YOUR INSTRUCTIONS » Return the lines below without any change, leaving out the pictures.

SUPPLIED MATERIAL »
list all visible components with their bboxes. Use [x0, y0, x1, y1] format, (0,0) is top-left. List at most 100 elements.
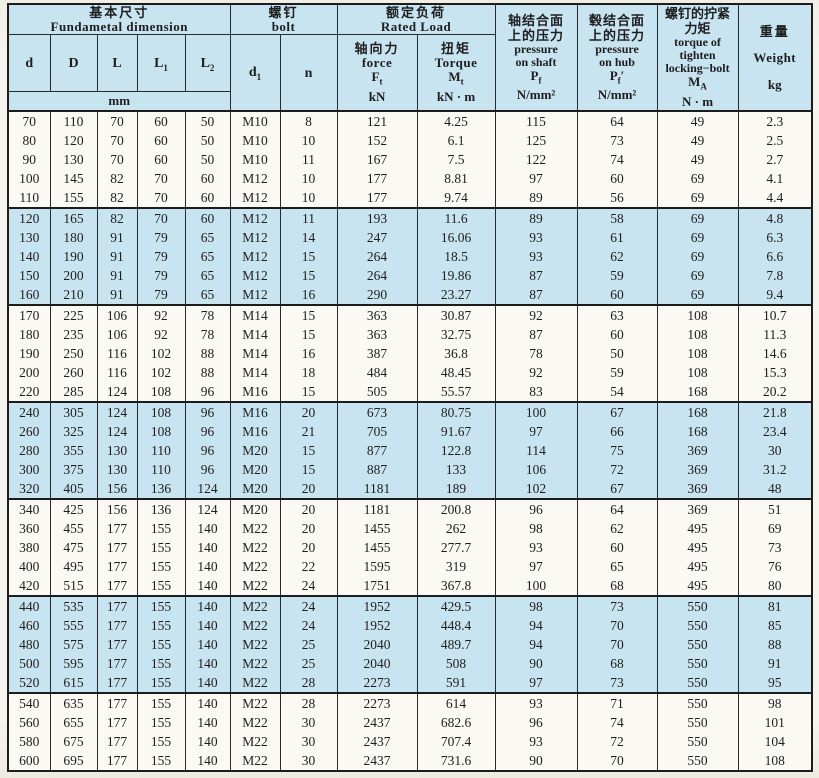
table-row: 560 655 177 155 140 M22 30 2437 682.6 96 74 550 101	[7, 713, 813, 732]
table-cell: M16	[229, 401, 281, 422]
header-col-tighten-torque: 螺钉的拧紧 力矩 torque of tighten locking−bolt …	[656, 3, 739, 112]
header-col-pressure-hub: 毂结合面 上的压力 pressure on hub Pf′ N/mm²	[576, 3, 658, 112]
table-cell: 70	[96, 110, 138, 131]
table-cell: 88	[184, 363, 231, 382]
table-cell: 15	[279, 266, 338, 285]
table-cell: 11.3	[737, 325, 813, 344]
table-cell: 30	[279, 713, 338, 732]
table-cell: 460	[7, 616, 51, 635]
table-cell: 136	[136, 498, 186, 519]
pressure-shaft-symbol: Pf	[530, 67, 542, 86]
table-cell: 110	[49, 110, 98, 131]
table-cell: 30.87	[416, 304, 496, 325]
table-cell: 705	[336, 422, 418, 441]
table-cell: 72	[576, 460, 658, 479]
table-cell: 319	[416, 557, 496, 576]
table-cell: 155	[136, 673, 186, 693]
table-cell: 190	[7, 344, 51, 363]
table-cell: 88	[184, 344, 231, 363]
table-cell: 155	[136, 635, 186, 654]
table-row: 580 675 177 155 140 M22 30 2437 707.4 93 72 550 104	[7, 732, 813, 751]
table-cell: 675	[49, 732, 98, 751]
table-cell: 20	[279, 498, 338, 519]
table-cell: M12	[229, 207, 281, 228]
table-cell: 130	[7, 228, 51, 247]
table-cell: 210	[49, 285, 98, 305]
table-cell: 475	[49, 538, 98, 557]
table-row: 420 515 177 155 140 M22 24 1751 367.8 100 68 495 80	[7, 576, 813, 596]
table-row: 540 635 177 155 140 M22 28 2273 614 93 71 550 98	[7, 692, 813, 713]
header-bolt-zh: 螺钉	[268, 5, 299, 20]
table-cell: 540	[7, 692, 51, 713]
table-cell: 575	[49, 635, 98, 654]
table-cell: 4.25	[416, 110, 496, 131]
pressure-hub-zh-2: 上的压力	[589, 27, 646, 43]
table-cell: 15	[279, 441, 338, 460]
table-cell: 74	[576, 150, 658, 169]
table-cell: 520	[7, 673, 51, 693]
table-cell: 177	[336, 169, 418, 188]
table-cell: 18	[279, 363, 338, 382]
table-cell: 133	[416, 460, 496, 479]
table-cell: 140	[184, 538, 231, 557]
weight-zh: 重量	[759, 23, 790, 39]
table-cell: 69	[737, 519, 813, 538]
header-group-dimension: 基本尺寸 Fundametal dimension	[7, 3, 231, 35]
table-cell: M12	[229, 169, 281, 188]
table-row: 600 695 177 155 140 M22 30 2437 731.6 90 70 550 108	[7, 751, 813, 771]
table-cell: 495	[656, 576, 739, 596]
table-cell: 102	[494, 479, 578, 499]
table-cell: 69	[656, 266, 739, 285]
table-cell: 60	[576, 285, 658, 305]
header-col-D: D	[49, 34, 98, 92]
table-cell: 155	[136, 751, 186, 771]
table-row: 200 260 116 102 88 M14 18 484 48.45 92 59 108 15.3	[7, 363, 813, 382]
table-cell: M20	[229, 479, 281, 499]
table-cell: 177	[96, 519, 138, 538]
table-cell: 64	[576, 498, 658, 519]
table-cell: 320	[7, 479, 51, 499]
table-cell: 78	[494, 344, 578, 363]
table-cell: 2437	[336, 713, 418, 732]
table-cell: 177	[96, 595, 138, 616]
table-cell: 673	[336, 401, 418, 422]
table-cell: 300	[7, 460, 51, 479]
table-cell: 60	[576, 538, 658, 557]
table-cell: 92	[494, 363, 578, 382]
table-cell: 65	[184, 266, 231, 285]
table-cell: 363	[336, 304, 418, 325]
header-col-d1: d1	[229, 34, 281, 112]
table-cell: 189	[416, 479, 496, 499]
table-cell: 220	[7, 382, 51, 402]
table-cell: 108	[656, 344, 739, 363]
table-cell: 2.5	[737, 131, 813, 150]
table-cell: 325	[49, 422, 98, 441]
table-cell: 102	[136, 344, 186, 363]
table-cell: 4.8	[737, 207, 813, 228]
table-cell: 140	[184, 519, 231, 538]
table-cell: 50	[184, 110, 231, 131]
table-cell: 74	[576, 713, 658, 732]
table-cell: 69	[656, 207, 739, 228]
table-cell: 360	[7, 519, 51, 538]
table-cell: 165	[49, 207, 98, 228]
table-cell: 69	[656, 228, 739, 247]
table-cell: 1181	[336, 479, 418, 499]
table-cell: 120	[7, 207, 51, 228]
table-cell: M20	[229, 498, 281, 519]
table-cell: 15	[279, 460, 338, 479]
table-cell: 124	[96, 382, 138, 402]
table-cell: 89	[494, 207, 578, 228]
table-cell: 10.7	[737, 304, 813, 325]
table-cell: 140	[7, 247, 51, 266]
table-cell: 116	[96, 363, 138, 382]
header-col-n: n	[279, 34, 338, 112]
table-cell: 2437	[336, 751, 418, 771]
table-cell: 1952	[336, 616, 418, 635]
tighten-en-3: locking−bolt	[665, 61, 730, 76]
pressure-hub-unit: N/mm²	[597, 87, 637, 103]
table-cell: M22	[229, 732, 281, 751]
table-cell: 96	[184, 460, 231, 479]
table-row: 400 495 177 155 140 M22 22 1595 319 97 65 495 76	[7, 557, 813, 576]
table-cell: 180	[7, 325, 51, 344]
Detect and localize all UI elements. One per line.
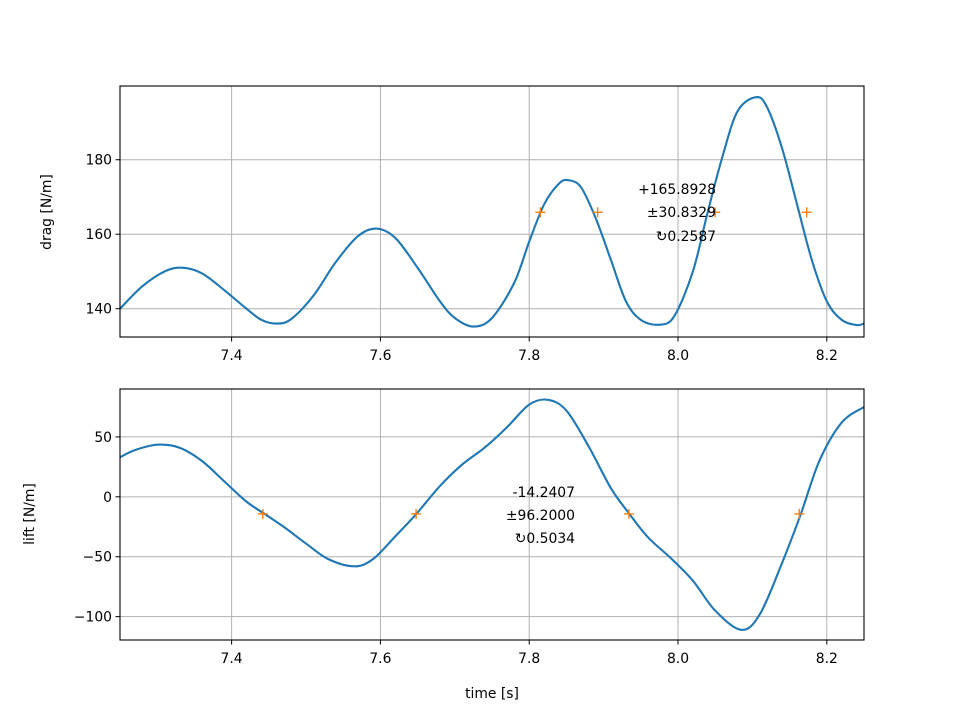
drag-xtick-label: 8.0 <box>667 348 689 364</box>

FINISHED ANSWER »
list all visible components with their bboxes. Use [x0, y0, x1, y1] format, (0,0) is top-left. List at most 100 elements.
table-row: 560 655 177 155 140 M22 30 2437 682.6 96 74 550 101	[7, 713, 813, 732]
table-cell: M16	[229, 401, 281, 422]
header-col-tighten-torque: 螺钉的拧紧 力矩 torque of tighten locking−bolt …	[656, 3, 739, 112]
header-col-pressure-hub: 毂结合面 上的压力 pressure on hub Pf′ N/mm²	[576, 3, 658, 112]
table-cell: 70	[96, 110, 138, 131]
table-cell: 88	[184, 363, 231, 382]
table-cell: 15	[279, 266, 338, 285]
table-cell: 11.3	[737, 325, 813, 344]
table-cell: 30	[279, 713, 338, 732]
table-cell: 460	[7, 616, 51, 635]
table-cell: 136	[136, 498, 186, 519]
pressure-shaft-symbol: Pf	[530, 67, 542, 86]
table-cell: 110	[49, 110, 98, 131]
table-cell: 30.87	[416, 304, 496, 325]
table-cell: 705	[336, 422, 418, 441]
table-cell: 72	[576, 460, 658, 479]
table-cell: 319	[416, 557, 496, 576]
table-cell: 155	[136, 673, 186, 693]
table-cell: 190	[7, 344, 51, 363]
table-cell: 88	[184, 344, 231, 363]
table-cell: 155	[136, 635, 186, 654]
table-row: 580 675 177 155 140 M22 30 2437 707.4 93 72 550 104	[7, 732, 813, 751]
table-cell: 675	[49, 732, 98, 751]
table-cell: 20	[279, 498, 338, 519]
table-cell: M12	[229, 207, 281, 228]
table-cell: 130	[7, 228, 51, 247]
table-cell: 210	[49, 285, 98, 305]
table-cell: 475	[49, 538, 98, 557]
table-row: 420 515 177 155 140 M22 24 1751 367.8 100 68 495 80	[7, 576, 813, 596]
table-row: 540 635 177 155 140 M22 28 2273 614 93 71 550 98	[7, 692, 813, 713]
header-bolt-zh: 螺钉	[268, 5, 299, 20]
table-cell: 540	[7, 692, 51, 713]
table-cell: 575	[49, 635, 98, 654]
table-cell: 4.25	[416, 110, 496, 131]
pressure-hub-zh-2: 上的压力	[589, 27, 646, 43]
table-cell: 15	[279, 441, 338, 460]
table-cell: 74	[576, 150, 658, 169]
table-cell: 520	[7, 673, 51, 693]
table-cell: 177	[336, 169, 418, 188]
table-cell: 18	[279, 363, 338, 382]
table-cell: 133	[416, 460, 496, 479]
table-cell: 140	[184, 538, 231, 557]
weight-zh: 重量	[759, 23, 790, 39]
table-cell: 69	[737, 519, 813, 538]
header-group-dimension: 基本尺寸 Fundametal dimension	[7, 3, 231, 35]
table-cell: M12	[229, 169, 281, 188]
table-row: 600 695 177 155 140 M22 30 2437 731.6 90 70 550 108	[7, 751, 813, 771]
table-cell: 495	[656, 576, 739, 596]
table-cell: 102	[494, 479, 578, 499]
table-cell: 69	[656, 266, 739, 285]
table-cell: 60	[576, 285, 658, 305]
header-col-D: D	[49, 34, 98, 92]
table-cell: 155	[136, 751, 186, 771]
table-row: 200 260 116 102 88 M14 18 484 48.45 92 59 108 15.3	[7, 363, 813, 382]
table-cell: M20	[229, 479, 281, 499]
table-cell: 177	[96, 519, 138, 538]
table-cell: 64	[576, 498, 658, 519]
table-cell: 320	[7, 479, 51, 499]
table-cell: 78	[494, 344, 578, 363]
table-cell: 2437	[336, 713, 418, 732]
table-cell: 177	[96, 595, 138, 616]
table-cell: 673	[336, 401, 418, 422]
table-cell: 300	[7, 460, 51, 479]
table-cell: 60	[576, 538, 658, 557]
table-cell: 92	[494, 363, 578, 382]
table-cell: 65	[184, 266, 231, 285]
table-cell: 363	[336, 304, 418, 325]
header-col-d1: d1	[229, 34, 281, 112]
table-cell: 189	[416, 479, 496, 499]
table-cell: 220	[7, 382, 51, 402]
table-cell: 108	[656, 344, 739, 363]
table-cell: 2.5	[737, 131, 813, 150]
table-cell: 325	[49, 422, 98, 441]
table-cell: 102	[136, 344, 186, 363]
table-cell: 4.8	[737, 207, 813, 228]
table-cell: 140	[184, 519, 231, 538]
table-cell: 50	[184, 110, 231, 131]
table-cell: 74	[576, 713, 658, 732]
table-cell: 69	[656, 207, 739, 228]
table-cell: 360	[7, 519, 51, 538]
table-cell: 165	[49, 207, 98, 228]
table-cell: 69	[656, 228, 739, 247]
table-cell: 1181	[336, 479, 418, 499]
table-cell: 120	[7, 207, 51, 228]
table-cell: M20	[229, 498, 281, 519]
table-cell: 15	[279, 460, 338, 479]
table-cell: 124	[96, 382, 138, 402]
table-cell: 89	[494, 207, 578, 228]
table-cell: 10.7	[737, 304, 813, 325]
table-cell: 140	[7, 247, 51, 266]
table-cell: 116	[96, 363, 138, 382]
header-col-n: n	[279, 34, 338, 112]
table-cell: 2437	[336, 751, 418, 771]
table-cell: 1952	[336, 616, 418, 635]
tighten-en-3: locking−bolt	[665, 61, 730, 76]
pressure-hub-unit: N/mm²	[597, 87, 637, 103]
table-cell: M22	[229, 732, 281, 751]
table-cell: 96	[184, 460, 231, 479]
table-row: 400 495 177 155 140 M22 22 1595 319 97 65 495 76	[7, 557, 813, 576]
table-cell: 180	[7, 325, 51, 344]
Detect and localize all UI elements. One per line.
drag-xtick-label: 8.0 <box>667 348 689 364</box>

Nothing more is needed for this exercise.